§ TASK TO COMPLETE
Render every line of the records below as a numbered list, skipping blank lines and leaving the pictures out.
=-=-=
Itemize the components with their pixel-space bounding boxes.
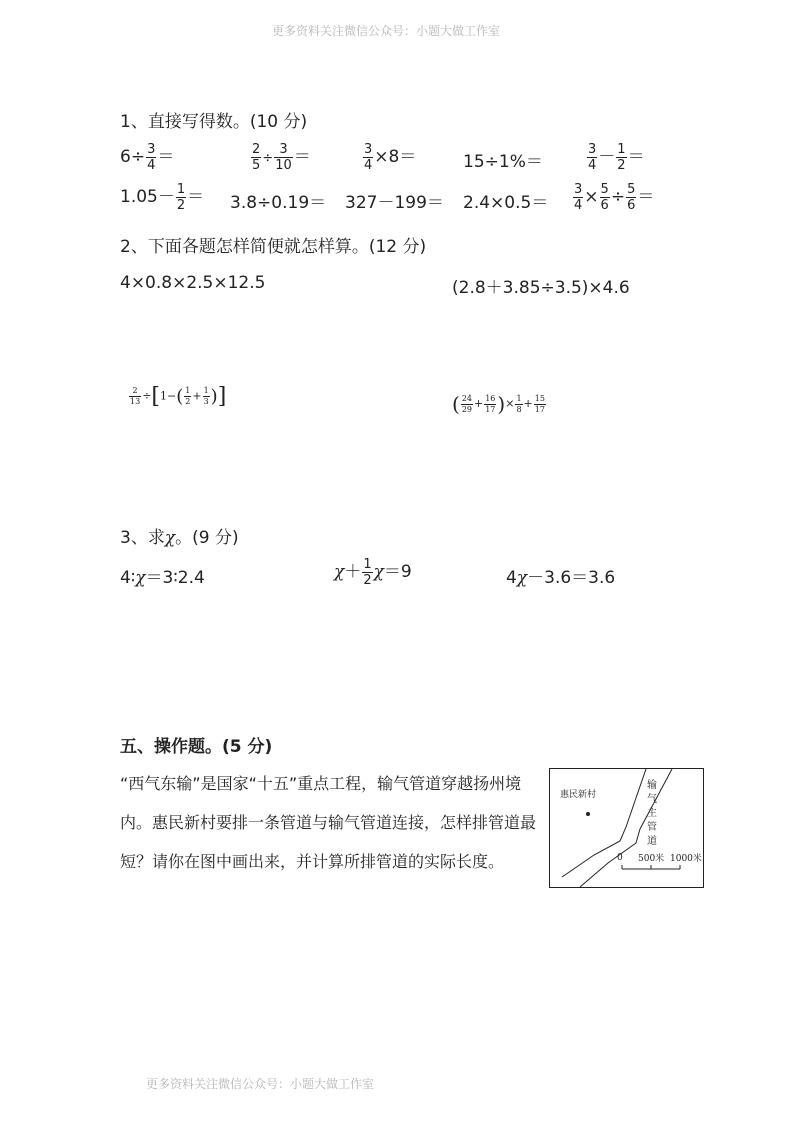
fraction: $\frac{2}{13}$: [130, 386, 141, 406]
text: ＝: [293, 147, 311, 167]
fraction: $\frac{1}{8}$: [516, 393, 522, 414]
problem-2-4: [452, 392, 547, 416]
pipe-label: 输气主管道: [647, 780, 657, 847]
text: +: [192, 389, 202, 403]
text: ]: [217, 384, 227, 409]
calc-1b: [250, 142, 311, 172]
text: ×8＝: [374, 147, 417, 167]
variable: χ: [164, 528, 176, 548]
text: [: [151, 384, 160, 409]
calc-2a: [120, 182, 204, 212]
problem-2-2: (2.8＋3.85÷3.5)×4.6: [452, 278, 630, 298]
text: 4∶: [120, 568, 136, 588]
text: 1.05－: [120, 187, 175, 207]
section5-text: “西气东输”是国家“十五”重点工程，输气管道穿越扬州境内。惠民新村要排一条管道与输气管道连接，怎样排管道最短？请你在图中画出来，并计算所排管道的实际长度。: [120, 774, 537, 871]
text: 4: [506, 568, 517, 588]
equation-1: [120, 563, 205, 588]
text: ＋: [344, 562, 362, 582]
scale-500: 500米: [638, 854, 665, 864]
text: 1: [160, 389, 167, 403]
fraction: $\frac{1}{2}$: [363, 556, 372, 588]
text: +: [474, 397, 484, 410]
text: ＝: [157, 147, 175, 167]
fraction: $\frac{1}{2}$: [176, 181, 186, 213]
fraction: $\frac{5}{6}$: [600, 181, 609, 213]
fraction: $\frac{2}{5}$: [252, 141, 261, 173]
problem-2-1: 4×0.8×2.5×12.5: [120, 273, 266, 293]
text: ×: [584, 187, 599, 207]
text: −: [167, 389, 177, 403]
text: ÷: [262, 151, 274, 166]
calc-2e: [572, 182, 654, 212]
scale-zero: 0: [617, 853, 623, 863]
watermark-top: 更多资料关注微信公众号：小题大做工作室: [272, 24, 501, 38]
calc-1a: [120, 142, 174, 172]
text: (: [452, 392, 460, 416]
fraction: $\frac{5}{6}$: [627, 181, 636, 213]
text: －: [598, 147, 616, 167]
text: ): [497, 392, 506, 416]
text: ): [210, 386, 218, 407]
text: ＝: [627, 147, 645, 167]
section1-heading: 1、直接写得数。(10 分): [120, 112, 308, 132]
calc-1d: 15÷1%＝: [463, 152, 543, 172]
calc-1e: [586, 142, 645, 172]
text: －3.6＝3.6: [527, 568, 616, 588]
equation-3: [506, 563, 615, 588]
watermark-bottom: 更多资料关注微信公众号：小题大做工作室: [146, 1077, 375, 1091]
fraction: $\frac{3}{4}$: [574, 181, 583, 213]
fraction: $\frac{3}{4}$: [364, 141, 373, 173]
variable: χ: [516, 568, 528, 588]
text: 6÷: [120, 147, 146, 167]
variable: χ: [135, 568, 146, 588]
fraction: $\frac{1}{2}$: [617, 141, 626, 173]
text: ＝: [637, 187, 655, 207]
calc-2d: 2.4×0.5＝: [463, 193, 549, 213]
section5-heading: 五、操作题。(5 分): [120, 737, 273, 757]
fraction: $\frac{3}{10}$: [275, 141, 292, 173]
pipeline-map: [549, 768, 704, 888]
section3-heading: [120, 523, 239, 548]
calc-1c: [362, 142, 416, 172]
text: ×: [505, 397, 515, 410]
section2-heading: 2、下面各题怎样简便就怎样算。(12 分): [120, 237, 427, 257]
village-label: 惠民新村: [560, 790, 597, 800]
variable: χ: [373, 562, 384, 582]
fraction: $\frac{3}{4}$: [147, 141, 156, 173]
problem-2-3: [128, 384, 226, 409]
text: ＝9: [383, 562, 412, 582]
text: ÷: [610, 187, 626, 207]
text: (: [176, 386, 184, 407]
fraction: $\frac{1}{2}$: [185, 386, 191, 406]
fraction: $\frac{3}{4}$: [588, 141, 597, 173]
text: ＝3∶2.4: [145, 568, 205, 588]
calc-2c: 327－199＝: [345, 193, 444, 213]
calc-2b: 3.8÷0.19＝: [230, 193, 327, 213]
fraction: $\frac{1}{3}$: [203, 386, 209, 406]
text: 。(9 分): [175, 528, 239, 548]
scale-1000: 1000米: [670, 854, 702, 864]
fraction: $\frac{16}{17}$: [485, 393, 496, 414]
fraction: $\frac{15}{17}$: [534, 393, 545, 414]
text: ÷: [142, 389, 152, 403]
fraction: $\frac{24}{29}$: [461, 393, 472, 414]
text: ＝: [187, 187, 205, 207]
equation-2: [334, 557, 412, 587]
text: +: [523, 397, 533, 410]
variable: χ: [334, 562, 345, 582]
text: 3、求: [120, 528, 165, 548]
=-=-=
§ COMPLETED EXERCISE
1. Itemize the components with their pixel-space bounding boxes.
2. fraction: $\frac{2}{13}$: [130, 386, 141, 406]
3. text: ＝: [293, 147, 311, 167]
4. fraction: $\frac{1}{8}$: [516, 393, 522, 414]
5. problem-2-4: [452, 392, 547, 416]
6. pipe-label: 输气主管道: [647, 780, 657, 847]
7. text: +: [192, 389, 202, 403]
8. text: ]: [217, 384, 227, 409]
9. calc-1b: [250, 142, 311, 172]
10. text: ×8＝: [374, 147, 417, 167]
11. variable: χ: [164, 528, 176, 548]
12. text: [: [151, 384, 160, 409]
13. calc-2a: [120, 182, 204, 212]
14. problem-2-2: (2.8＋3.85÷3.5)×4.6: [452, 278, 630, 298]
15. text: 4∶: [120, 568, 136, 588]
16. text: 1.05－: [120, 187, 175, 207]
17. section5-text: “西气东输”是国家“十五”重点工程，输气管道穿越扬州境内。惠民新村要排一条管道与输气管道连接，怎样排管道最短？请你在图中画出来，并计算所排管道的实际长度。: [120, 774, 537, 871]
18. text: 4: [506, 568, 517, 588]
19. equation-1: [120, 563, 205, 588]
20. text: ＋: [344, 562, 362, 582]
21. scale-500: 500米: [638, 854, 665, 864]
22. text: 1: [160, 389, 167, 403]
23. fraction: $\frac{1}{2}$: [363, 556, 372, 588]
24. text: +: [474, 397, 484, 410]
25. text: ＝: [157, 147, 175, 167]
26. fraction: $\frac{1}{2}$: [176, 181, 186, 213]
27. fraction: $\frac{5}{6}$: [600, 181, 609, 213]
28. fraction: $\frac{2}{5}$: [252, 141, 261, 173]
29. problem-2-1: 4×0.8×2.5×12.5: [120, 273, 266, 293]
30. text: ×: [584, 187, 599, 207]
31. text: −: [167, 389, 177, 403]
32. text: ÷: [262, 151, 274, 166]
33. calc-2e: [572, 182, 654, 212]
34. scale-zero: 0: [617, 853, 623, 863]
35. watermark-top: 更多资料关注微信公众号：小题大做工作室: [272, 24, 501, 38]
36. calc-1a: [120, 142, 174, 172]
37. text: (: [452, 392, 460, 416]
38. fraction: $\frac{5}{6}$: [627, 181, 636, 213]
39. text: －: [598, 147, 616, 167]
40. text: ): [497, 392, 506, 416]
41. text: ): [210, 386, 218, 407]
42. text: ＝: [627, 147, 645, 167]
43. section1-heading: 1、直接写得数。(10 分): [120, 112, 308, 132]
44. calc-1d: 15÷1%＝: [463, 152, 543, 172]
45. calc-1e: [586, 142, 645, 172]
46. text: －3.6＝3.6: [527, 568, 616, 588]
47. equation-3: [506, 563, 615, 588]
48. watermark-bottom: 更多资料关注微信公众号：小题大做工作室: [146, 1077, 375, 1091]
49. fraction: $\frac{3}{4}$: [574, 181, 583, 213]
50. fraction: $\frac{3}{4}$: [364, 141, 373, 173]
51. variable: χ: [516, 568, 528, 588]
52. text: 6÷: [120, 147, 146, 167]
53. variable: χ: [135, 568, 146, 588]
54. fraction: $\frac{1}{2}$: [617, 141, 626, 173]
55. text: ＝: [637, 187, 655, 207]
56. calc-2d: 2.4×0.5＝: [463, 193, 549, 213]
57. section5-heading: 五、操作题。(5 分): [120, 737, 273, 757]
58. fraction: $\frac{3}{10}$: [275, 141, 292, 173]
59. pipeline-map: [549, 768, 704, 888]
60. section3-heading: [120, 523, 239, 548]
61. calc-1c: [362, 142, 416, 172]
62. text: ×: [505, 397, 515, 410]
63. section2-heading: 2、下面各题怎样简便就怎样算。(12 分): [120, 237, 427, 257]
64. village-label: 惠民新村: [560, 790, 597, 800]
65. variable: χ: [373, 562, 384, 582]
66. fraction: $\frac{3}{4}$: [147, 141, 156, 173]
67. problem-2-3: [128, 384, 226, 409]
68. text: ＝9: [383, 562, 412, 582]
69. text: ÷: [610, 187, 626, 207]
70. text: (: [176, 386, 184, 407]
71. fraction: $\frac{1}{2}$: [185, 386, 191, 406]
72. fraction: $\frac{3}{4}$: [588, 141, 597, 173]
73. text: ＝3∶2.4: [145, 568, 205, 588]
74. calc-2c: 327－199＝: [345, 193, 444, 213]
75. calc-2b: 3.8÷0.19＝: [230, 193, 327, 213]
76. fraction: $\frac{1}{3}$: [203, 386, 209, 406]
77. text: 。(9 分): [175, 528, 239, 548]
78. scale-1000: 1000米: [670, 854, 702, 864]
79. fraction: $\frac{16}{17}$: [485, 393, 496, 414]
80. fraction: $\frac{15}{17}$: [534, 393, 545, 414]
81. text: ÷: [142, 389, 152, 403]
82. fraction: $\frac{24}{29}$: [461, 393, 472, 414]
83. text: ＝: [187, 187, 205, 207]
84. equation-2: [334, 557, 412, 587]
85. text: +: [523, 397, 533, 410]
86. variable: χ: [334, 562, 345, 582]
87. text: 3、求: [120, 528, 165, 548]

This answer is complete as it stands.